### Dataset entries
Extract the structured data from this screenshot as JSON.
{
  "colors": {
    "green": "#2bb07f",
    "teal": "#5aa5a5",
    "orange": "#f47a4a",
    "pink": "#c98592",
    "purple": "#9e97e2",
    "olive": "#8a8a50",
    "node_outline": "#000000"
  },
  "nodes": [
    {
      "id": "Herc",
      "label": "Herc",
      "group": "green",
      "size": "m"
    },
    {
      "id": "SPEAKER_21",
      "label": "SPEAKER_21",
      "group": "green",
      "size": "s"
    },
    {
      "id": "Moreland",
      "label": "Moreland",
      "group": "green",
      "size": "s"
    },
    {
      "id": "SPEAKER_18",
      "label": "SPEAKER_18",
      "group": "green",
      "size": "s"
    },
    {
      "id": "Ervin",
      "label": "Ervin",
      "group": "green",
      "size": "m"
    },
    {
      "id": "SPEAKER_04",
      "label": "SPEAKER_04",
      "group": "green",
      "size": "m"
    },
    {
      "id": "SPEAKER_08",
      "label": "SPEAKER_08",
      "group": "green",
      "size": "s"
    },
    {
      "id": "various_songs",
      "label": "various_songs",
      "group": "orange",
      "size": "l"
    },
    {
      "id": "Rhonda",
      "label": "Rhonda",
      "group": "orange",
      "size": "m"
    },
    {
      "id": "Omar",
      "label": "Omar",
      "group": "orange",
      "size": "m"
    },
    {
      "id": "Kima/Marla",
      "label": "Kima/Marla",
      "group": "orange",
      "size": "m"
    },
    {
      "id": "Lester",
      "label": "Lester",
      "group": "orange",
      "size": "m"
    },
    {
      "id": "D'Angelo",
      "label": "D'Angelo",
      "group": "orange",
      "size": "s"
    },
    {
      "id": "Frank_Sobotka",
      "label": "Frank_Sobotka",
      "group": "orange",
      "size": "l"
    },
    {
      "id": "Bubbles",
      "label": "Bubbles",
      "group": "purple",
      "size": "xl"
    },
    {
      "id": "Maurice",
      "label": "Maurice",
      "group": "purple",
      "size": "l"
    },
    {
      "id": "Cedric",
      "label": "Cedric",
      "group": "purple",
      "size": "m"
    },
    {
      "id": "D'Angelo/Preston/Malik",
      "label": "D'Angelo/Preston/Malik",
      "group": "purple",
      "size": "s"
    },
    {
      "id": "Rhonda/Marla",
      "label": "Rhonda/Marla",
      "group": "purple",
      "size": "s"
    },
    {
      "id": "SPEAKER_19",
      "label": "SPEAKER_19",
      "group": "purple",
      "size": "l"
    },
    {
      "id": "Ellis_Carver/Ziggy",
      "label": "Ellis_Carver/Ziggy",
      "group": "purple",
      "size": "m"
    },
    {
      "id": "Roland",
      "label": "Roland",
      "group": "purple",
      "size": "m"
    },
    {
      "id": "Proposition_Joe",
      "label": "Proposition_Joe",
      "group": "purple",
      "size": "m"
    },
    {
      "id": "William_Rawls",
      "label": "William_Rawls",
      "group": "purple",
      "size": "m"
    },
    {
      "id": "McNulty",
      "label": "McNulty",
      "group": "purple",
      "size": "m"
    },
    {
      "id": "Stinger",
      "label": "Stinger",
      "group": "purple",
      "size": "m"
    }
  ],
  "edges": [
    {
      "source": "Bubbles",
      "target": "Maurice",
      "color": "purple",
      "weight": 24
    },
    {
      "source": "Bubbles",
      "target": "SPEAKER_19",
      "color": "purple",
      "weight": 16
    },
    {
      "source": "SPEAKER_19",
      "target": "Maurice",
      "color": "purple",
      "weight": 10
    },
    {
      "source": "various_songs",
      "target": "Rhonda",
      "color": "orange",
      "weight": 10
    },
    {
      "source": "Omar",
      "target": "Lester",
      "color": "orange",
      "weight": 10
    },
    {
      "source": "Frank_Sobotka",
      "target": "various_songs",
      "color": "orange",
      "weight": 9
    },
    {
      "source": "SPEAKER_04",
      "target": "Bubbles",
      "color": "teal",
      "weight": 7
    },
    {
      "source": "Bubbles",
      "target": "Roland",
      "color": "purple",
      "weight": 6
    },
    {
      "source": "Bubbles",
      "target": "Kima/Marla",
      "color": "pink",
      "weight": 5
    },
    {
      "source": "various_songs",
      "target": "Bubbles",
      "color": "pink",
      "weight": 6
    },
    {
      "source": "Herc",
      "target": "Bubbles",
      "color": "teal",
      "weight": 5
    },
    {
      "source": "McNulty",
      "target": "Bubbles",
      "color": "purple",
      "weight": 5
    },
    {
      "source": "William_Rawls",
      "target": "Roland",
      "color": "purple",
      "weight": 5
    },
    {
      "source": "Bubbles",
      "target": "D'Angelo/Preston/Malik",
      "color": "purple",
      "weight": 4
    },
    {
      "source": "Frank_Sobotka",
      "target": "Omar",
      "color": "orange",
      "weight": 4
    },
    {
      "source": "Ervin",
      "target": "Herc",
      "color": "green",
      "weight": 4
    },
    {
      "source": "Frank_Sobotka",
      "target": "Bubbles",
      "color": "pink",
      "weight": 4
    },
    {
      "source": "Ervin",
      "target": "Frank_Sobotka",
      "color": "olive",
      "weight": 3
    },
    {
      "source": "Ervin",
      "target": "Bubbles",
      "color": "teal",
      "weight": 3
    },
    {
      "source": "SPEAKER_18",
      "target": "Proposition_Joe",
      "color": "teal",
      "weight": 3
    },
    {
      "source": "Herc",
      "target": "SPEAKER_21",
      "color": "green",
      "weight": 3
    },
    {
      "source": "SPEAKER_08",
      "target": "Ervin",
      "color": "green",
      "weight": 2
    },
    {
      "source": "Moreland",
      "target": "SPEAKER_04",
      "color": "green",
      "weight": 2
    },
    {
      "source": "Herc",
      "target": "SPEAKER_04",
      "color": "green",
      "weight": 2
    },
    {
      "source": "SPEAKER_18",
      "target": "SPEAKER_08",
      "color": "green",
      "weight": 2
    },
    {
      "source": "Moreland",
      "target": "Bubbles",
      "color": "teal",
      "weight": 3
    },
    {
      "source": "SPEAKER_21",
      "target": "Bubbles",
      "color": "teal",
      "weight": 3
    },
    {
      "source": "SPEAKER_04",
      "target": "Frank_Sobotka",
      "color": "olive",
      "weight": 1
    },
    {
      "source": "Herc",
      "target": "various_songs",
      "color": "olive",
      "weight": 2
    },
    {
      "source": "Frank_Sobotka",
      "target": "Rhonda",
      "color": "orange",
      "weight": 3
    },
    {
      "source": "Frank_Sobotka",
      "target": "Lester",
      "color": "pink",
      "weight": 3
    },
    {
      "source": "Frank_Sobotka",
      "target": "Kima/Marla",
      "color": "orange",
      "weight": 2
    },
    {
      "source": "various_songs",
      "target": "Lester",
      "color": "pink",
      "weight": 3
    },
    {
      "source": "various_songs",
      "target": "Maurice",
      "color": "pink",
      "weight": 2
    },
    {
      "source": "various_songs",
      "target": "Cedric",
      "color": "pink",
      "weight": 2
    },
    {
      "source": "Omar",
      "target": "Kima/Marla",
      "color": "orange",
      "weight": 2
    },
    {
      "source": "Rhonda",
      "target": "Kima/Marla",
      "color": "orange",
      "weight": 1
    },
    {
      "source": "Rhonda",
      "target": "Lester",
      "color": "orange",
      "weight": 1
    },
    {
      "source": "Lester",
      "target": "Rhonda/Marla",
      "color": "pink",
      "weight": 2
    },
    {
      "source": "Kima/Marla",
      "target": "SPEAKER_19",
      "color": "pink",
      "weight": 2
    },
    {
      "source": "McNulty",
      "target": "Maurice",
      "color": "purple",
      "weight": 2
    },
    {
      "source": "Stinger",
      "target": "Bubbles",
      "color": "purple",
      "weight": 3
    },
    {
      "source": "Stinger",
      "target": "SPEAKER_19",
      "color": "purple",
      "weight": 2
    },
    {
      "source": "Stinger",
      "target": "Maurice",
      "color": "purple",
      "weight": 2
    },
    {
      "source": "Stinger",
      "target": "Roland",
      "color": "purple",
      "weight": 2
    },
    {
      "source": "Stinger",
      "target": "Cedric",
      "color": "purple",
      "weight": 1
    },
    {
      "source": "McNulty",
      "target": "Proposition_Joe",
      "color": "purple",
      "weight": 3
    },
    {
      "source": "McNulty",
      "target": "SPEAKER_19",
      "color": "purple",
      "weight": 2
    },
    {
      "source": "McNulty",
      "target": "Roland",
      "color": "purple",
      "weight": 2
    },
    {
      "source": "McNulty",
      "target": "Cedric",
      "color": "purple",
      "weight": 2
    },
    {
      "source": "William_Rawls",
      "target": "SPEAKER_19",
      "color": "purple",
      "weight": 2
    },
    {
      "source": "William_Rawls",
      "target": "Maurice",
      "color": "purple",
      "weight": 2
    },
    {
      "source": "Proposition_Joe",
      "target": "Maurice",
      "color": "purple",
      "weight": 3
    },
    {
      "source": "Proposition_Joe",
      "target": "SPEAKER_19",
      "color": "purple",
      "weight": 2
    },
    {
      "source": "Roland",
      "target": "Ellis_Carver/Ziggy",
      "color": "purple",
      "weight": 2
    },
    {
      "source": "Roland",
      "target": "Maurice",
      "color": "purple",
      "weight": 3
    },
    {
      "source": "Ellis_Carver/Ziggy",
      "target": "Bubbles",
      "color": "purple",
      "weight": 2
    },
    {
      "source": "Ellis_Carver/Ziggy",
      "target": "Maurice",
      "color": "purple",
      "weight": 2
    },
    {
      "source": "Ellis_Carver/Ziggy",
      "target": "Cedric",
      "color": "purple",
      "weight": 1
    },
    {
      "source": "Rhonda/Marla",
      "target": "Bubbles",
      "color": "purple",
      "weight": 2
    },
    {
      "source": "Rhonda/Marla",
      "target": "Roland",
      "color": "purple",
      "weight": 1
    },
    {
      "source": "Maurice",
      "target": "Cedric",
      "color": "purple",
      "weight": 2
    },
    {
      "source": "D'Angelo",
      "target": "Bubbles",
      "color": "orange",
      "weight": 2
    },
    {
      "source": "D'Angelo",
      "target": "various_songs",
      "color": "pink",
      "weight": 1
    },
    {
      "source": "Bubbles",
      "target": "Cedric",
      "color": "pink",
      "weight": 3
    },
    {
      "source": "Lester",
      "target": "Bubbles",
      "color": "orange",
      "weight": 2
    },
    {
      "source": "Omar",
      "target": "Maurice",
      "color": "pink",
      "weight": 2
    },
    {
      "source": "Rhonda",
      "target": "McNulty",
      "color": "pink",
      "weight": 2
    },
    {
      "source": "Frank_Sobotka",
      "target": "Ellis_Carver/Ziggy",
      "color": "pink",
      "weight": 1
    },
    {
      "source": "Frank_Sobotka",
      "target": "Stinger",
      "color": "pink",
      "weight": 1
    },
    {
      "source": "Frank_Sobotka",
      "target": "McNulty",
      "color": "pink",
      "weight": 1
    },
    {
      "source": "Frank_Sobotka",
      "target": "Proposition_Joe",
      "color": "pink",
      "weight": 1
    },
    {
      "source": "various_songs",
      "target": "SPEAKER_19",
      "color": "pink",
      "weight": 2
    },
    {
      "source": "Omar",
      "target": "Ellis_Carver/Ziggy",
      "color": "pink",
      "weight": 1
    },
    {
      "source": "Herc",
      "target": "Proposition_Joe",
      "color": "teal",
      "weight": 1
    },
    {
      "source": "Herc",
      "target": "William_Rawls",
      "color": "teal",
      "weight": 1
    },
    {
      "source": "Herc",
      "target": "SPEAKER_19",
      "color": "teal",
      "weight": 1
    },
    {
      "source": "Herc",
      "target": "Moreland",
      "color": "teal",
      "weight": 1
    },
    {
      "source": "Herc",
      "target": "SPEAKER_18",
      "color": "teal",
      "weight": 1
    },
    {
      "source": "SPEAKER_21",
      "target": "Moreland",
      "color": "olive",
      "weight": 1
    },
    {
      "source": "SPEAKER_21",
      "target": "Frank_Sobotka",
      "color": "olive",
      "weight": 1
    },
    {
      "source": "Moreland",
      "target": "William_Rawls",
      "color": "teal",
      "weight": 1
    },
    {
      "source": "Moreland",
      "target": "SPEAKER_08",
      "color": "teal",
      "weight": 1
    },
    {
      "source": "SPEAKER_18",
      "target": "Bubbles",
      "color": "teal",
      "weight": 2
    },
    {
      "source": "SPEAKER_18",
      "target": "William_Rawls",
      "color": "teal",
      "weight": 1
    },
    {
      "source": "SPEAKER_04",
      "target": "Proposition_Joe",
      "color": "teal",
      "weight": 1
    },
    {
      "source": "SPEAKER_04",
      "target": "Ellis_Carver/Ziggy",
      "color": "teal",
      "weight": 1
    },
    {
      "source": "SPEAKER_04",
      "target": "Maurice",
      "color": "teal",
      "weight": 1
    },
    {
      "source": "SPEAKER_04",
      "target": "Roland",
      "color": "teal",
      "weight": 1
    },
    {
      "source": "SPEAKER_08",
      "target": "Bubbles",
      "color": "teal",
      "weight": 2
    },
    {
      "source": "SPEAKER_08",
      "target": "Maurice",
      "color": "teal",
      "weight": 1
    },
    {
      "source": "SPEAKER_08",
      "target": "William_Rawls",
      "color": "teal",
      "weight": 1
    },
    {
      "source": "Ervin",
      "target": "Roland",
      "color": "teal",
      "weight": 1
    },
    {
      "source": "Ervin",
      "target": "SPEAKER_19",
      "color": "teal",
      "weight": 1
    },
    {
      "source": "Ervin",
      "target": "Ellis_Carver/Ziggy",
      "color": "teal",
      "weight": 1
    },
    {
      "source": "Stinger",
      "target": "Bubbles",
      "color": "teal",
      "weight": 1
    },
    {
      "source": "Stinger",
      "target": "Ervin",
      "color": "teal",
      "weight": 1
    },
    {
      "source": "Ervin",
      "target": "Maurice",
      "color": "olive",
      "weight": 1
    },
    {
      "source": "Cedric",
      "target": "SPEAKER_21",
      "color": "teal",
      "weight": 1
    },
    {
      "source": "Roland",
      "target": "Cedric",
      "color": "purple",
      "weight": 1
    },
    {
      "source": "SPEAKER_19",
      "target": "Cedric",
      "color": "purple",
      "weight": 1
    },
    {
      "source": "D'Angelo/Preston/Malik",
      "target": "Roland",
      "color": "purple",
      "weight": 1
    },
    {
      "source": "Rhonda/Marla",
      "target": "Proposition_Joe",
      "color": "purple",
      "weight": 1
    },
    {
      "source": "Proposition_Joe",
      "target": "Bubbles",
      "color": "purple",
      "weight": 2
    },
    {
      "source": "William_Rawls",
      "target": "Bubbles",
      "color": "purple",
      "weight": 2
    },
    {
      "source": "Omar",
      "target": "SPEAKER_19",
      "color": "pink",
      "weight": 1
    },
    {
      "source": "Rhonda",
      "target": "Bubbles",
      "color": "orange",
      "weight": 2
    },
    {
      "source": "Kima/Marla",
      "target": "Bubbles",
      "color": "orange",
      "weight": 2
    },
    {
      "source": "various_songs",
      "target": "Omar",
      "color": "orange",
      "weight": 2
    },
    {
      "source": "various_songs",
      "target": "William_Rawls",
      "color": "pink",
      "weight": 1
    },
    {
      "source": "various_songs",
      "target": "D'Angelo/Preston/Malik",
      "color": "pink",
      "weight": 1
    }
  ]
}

### What you have to do
Isolate the lines that hold the word "Malik" and copy all of them.

### Final result
      "id": "D'Angelo/Preston/Malik",
      "label": "D'Angelo/Preston/Malik",
      "target": "D'Angelo/Preston/Malik",
      "source": "D'Angelo/Preston/Malik",
      "target": "D'Angelo/Preston/Malik",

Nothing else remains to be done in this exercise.